* **What to produce**
Rewrite every row below, replacing each "x-tick-label" with "x-axis-label" and leaving everything else unchanged.

* Begin Dataset extract *

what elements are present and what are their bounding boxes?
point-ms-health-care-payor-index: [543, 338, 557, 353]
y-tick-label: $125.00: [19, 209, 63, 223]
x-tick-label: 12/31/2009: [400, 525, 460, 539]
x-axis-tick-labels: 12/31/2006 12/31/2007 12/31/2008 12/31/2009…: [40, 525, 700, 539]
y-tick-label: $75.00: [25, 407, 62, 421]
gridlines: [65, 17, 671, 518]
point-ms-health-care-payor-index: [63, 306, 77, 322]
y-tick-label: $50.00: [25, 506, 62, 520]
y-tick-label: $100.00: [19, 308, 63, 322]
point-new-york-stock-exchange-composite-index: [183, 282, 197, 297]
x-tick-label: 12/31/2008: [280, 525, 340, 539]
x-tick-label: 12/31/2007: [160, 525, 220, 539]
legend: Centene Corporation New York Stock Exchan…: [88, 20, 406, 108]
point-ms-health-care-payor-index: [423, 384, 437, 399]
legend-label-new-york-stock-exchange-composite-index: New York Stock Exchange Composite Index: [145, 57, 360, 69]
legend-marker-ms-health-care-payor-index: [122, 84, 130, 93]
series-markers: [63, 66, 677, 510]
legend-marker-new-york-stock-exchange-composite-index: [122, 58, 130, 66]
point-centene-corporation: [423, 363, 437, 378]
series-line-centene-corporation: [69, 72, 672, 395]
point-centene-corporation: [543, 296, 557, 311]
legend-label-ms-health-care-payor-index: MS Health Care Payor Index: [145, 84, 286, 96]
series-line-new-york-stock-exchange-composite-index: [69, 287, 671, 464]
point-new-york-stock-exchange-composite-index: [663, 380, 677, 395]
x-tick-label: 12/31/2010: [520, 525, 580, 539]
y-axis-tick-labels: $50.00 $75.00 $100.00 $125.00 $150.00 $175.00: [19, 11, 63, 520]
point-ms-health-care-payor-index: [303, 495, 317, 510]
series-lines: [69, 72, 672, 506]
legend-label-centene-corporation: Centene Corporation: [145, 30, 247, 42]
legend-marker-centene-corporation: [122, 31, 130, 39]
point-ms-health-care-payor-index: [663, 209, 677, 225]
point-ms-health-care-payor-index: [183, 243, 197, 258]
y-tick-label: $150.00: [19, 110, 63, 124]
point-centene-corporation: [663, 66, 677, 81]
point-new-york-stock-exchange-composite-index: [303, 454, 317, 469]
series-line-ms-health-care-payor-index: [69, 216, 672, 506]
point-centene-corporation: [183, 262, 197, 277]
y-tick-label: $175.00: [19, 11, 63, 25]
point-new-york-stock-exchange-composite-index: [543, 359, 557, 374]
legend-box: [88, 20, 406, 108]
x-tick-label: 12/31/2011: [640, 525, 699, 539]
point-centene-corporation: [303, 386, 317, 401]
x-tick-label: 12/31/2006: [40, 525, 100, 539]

* End Dataset extract *

* **Finished answer**
what elements are present and what are their bounding boxes?
point-ms-health-care-payor-index: [543, 338, 557, 353]
y-tick-label: $125.00: [19, 209, 63, 223]
x-axis-label: 12/31/2009: [400, 525, 460, 539]
x-axis-tick-labels: 12/31/2006 12/31/2007 12/31/2008 12/31/2009…: [40, 525, 700, 539]
y-tick-label: $75.00: [25, 407, 62, 421]
gridlines: [65, 17, 671, 518]
point-ms-health-care-payor-index: [63, 306, 77, 322]
y-tick-label: $50.00: [25, 506, 62, 520]
y-tick-label: $100.00: [19, 308, 63, 322]
point-new-york-stock-exchange-composite-index: [183, 282, 197, 297]
x-axis-label: 12/31/2008: [280, 525, 340, 539]
x-axis-label: 12/31/2007: [160, 525, 220, 539]
legend: Centene Corporation New York Stock Exchan…: [88, 20, 406, 108]
point-ms-health-care-payor-index: [423, 384, 437, 399]
legend-label-new-york-stock-exchange-composite-index: New York Stock Exchange Composite Index: [145, 57, 360, 69]
legend-marker-ms-health-care-payor-index: [122, 84, 130, 93]
series-markers: [63, 66, 677, 510]
legend-marker-new-york-stock-exchange-composite-index: [122, 58, 130, 66]
point-centene-corporation: [423, 363, 437, 378]
series-line-centene-corporation: [69, 72, 672, 395]
point-centene-corporation: [543, 296, 557, 311]
legend-label-ms-health-care-payor-index: MS Health Care Payor Index: [145, 84, 286, 96]
series-line-new-york-stock-exchange-composite-index: [69, 287, 671, 464]
point-new-york-stock-exchange-composite-index: [663, 380, 677, 395]
x-axis-label: 12/31/2010: [520, 525, 580, 539]
y-axis-tick-labels: $50.00 $75.00 $100.00 $125.00 $150.00 $175.00: [19, 11, 63, 520]
point-ms-health-care-payor-index: [303, 495, 317, 510]
series-lines: [69, 72, 672, 506]
legend-label-centene-corporation: Centene Corporation: [145, 30, 247, 42]
legend-marker-centene-corporation: [122, 31, 130, 39]
point-ms-health-care-payor-index: [663, 209, 677, 225]
point-ms-health-care-payor-index: [183, 243, 197, 258]
y-tick-label: $150.00: [19, 110, 63, 124]
point-centene-corporation: [663, 66, 677, 81]
point-new-york-stock-exchange-composite-index: [303, 454, 317, 469]
series-line-ms-health-care-payor-index: [69, 216, 672, 506]
point-centene-corporation: [183, 262, 197, 277]
y-tick-label: $175.00: [19, 11, 63, 25]
point-new-york-stock-exchange-composite-index: [543, 359, 557, 374]
legend-box: [88, 20, 406, 108]
x-axis-label: 12/31/2011: [640, 525, 699, 539]
point-centene-corporation: [303, 386, 317, 401]
x-axis-label: 12/31/2006: [40, 525, 100, 539]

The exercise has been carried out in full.